Transcribe all the entries word for word, but omit the images.
##### MATERIAL PROVIDED #####
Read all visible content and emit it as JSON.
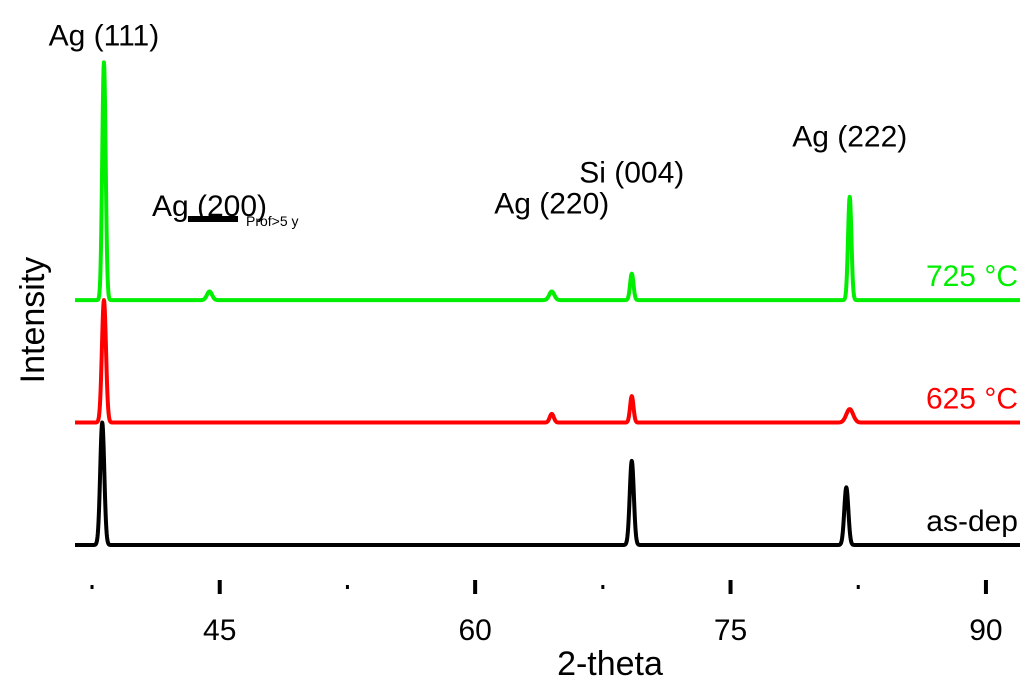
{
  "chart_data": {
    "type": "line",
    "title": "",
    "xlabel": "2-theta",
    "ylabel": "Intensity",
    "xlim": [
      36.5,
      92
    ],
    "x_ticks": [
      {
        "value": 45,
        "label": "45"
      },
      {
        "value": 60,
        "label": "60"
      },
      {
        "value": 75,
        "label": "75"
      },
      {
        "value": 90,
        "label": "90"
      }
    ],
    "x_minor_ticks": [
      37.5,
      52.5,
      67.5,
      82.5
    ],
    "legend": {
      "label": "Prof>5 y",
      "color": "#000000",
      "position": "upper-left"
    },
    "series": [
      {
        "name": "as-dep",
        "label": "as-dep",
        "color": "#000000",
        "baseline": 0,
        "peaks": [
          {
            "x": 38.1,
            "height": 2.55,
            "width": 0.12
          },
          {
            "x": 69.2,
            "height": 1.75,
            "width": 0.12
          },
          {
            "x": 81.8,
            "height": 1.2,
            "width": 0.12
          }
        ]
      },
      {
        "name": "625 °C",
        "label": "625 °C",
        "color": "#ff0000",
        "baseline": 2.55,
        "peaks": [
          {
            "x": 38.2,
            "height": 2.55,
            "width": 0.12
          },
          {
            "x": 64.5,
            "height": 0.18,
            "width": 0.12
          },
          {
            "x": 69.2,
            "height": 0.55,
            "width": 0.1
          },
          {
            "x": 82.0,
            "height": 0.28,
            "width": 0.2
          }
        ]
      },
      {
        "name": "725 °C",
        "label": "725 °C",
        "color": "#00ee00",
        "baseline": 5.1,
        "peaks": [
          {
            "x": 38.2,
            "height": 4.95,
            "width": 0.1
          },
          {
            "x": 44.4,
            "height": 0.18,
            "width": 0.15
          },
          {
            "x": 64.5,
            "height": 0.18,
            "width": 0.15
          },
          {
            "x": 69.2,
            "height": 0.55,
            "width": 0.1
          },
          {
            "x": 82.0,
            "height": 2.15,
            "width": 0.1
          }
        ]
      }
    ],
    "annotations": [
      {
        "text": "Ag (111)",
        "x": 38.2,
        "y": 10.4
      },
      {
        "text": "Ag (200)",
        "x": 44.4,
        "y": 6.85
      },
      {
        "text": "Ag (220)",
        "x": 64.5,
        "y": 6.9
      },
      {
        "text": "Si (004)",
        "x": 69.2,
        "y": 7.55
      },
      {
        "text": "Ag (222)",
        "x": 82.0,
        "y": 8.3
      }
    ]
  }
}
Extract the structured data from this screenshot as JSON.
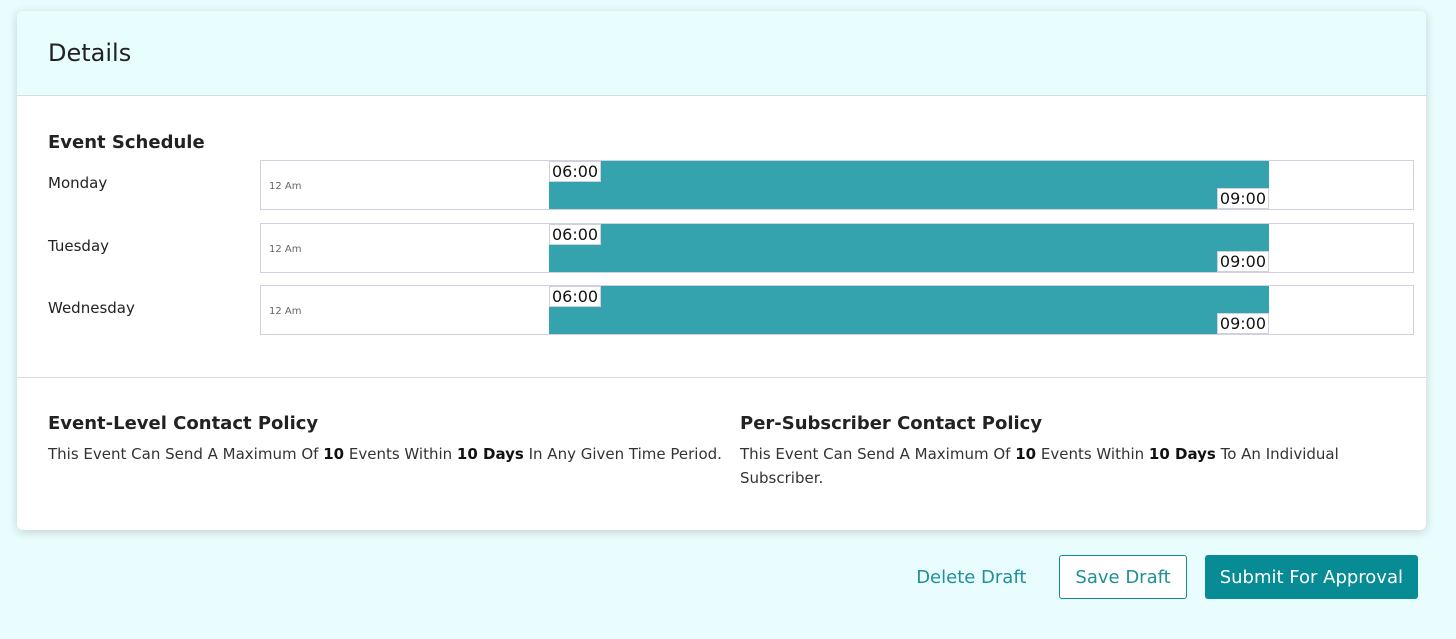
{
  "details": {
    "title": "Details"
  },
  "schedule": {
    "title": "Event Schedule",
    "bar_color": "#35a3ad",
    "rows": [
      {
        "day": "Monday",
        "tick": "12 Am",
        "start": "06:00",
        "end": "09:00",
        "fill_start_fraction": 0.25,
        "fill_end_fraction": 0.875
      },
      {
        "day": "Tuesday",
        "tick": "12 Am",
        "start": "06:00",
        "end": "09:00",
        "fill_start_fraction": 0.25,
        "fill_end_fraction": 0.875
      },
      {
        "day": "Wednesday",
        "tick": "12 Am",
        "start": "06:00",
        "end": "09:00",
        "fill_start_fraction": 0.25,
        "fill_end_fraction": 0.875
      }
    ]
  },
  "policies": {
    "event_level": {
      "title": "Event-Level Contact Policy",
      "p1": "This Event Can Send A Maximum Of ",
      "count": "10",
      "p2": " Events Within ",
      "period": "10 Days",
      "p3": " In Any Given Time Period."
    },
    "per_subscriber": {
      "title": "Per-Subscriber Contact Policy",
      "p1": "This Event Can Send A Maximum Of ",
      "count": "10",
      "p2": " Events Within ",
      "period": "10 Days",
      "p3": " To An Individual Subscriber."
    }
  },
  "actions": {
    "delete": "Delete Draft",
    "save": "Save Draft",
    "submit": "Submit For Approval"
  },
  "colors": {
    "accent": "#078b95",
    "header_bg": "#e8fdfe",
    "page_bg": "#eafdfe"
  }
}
#####
• WORKED ANSWER
Read all visible content and emit it as JSON.
{
  "chart_data": {
    "type": "line",
    "title": "",
    "xlabel": "2-theta",
    "ylabel": "Intensity",
    "xlim": [
      36.5,
      92
    ],
    "x_ticks": [
      {
        "value": 45,
        "label": "45"
      },
      {
        "value": 60,
        "label": "60"
      },
      {
        "value": 75,
        "label": "75"
      },
      {
        "value": 90,
        "label": "90"
      }
    ],
    "x_minor_ticks": [
      37.5,
      52.5,
      67.5,
      82.5
    ],
    "legend": {
      "label": "Prof>5 y",
      "color": "#000000",
      "position": "upper-left"
    },
    "series": [
      {
        "name": "as-dep",
        "label": "as-dep",
        "color": "#000000",
        "baseline": 0,
        "peaks": [
          {
            "x": 38.1,
            "height": 2.55,
            "width": 0.12
          },
          {
            "x": 69.2,
            "height": 1.75,
            "width": 0.12
          },
          {
            "x": 81.8,
            "height": 1.2,
            "width": 0.12
          }
        ]
      },
      {
        "name": "625 °C",
        "label": "625 °C",
        "color": "#ff0000",
        "baseline": 2.55,
        "peaks": [
          {
            "x": 38.2,
            "height": 2.55,
            "width": 0.12
          },
          {
            "x": 64.5,
            "height": 0.18,
            "width": 0.12
          },
          {
            "x": 69.2,
            "height": 0.55,
            "width": 0.1
          },
          {
            "x": 82.0,
            "height": 0.28,
            "width": 0.2
          }
        ]
      },
      {
        "name": "725 °C",
        "label": "725 °C",
        "color": "#00ee00",
        "baseline": 5.1,
        "peaks": [
          {
            "x": 38.2,
            "height": 4.95,
            "width": 0.1
          },
          {
            "x": 44.4,
            "height": 0.18,
            "width": 0.15
          },
          {
            "x": 64.5,
            "height": 0.18,
            "width": 0.15
          },
          {
            "x": 69.2,
            "height": 0.55,
            "width": 0.1
          },
          {
            "x": 82.0,
            "height": 2.15,
            "width": 0.1
          }
        ]
      }
    ],
    "annotations": [
      {
        "text": "Ag (111)",
        "x": 38.2,
        "y": 10.4
      },
      {
        "text": "Ag (200)",
        "x": 44.4,
        "y": 6.85
      },
      {
        "text": "Ag (220)",
        "x": 64.5,
        "y": 6.9
      },
      {
        "text": "Si (004)",
        "x": 69.2,
        "y": 7.55
      },
      {
        "text": "Ag (222)",
        "x": 82.0,
        "y": 8.3
      }
    ]
  }
}
Extract the structured data from this screenshot as JSON.
{
  "details": {
    "title": "Details"
  },
  "schedule": {
    "title": "Event Schedule",
    "bar_color": "#35a3ad",
    "rows": [
      {
        "day": "Monday",
        "tick": "12 Am",
        "start": "06:00",
        "end": "09:00",
        "fill_start_fraction": 0.25,
        "fill_end_fraction": 0.875
      },
      {
        "day": "Tuesday",
        "tick": "12 Am",
        "start": "06:00",
        "end": "09:00",
        "fill_start_fraction": 0.25,
        "fill_end_fraction": 0.875
      },
      {
        "day": "Wednesday",
        "tick": "12 Am",
        "start": "06:00",
        "end": "09:00",
        "fill_start_fraction": 0.25,
        "fill_end_fraction": 0.875
      }
    ]
  },
  "policies": {
    "event_level": {
      "title": "Event-Level Contact Policy",
      "p1": "This Event Can Send A Maximum Of ",
      "count": "10",
      "p2": " Events Within ",
      "period": "10 Days",
      "p3": " In Any Given Time Period."
    },
    "per_subscriber": {
      "title": "Per-Subscriber Contact Policy",
      "p1": "This Event Can Send A Maximum Of ",
      "count": "10",
      "p2": " Events Within ",
      "period": "10 Days",
      "p3": " To An Individual Subscriber."
    }
  },
  "actions": {
    "delete": "Delete Draft",
    "save": "Save Draft",
    "submit": "Submit For Approval"
  },
  "colors": {
    "accent": "#078b95",
    "header_bg": "#e8fdfe",
    "page_bg": "#eafdfe"
  }
}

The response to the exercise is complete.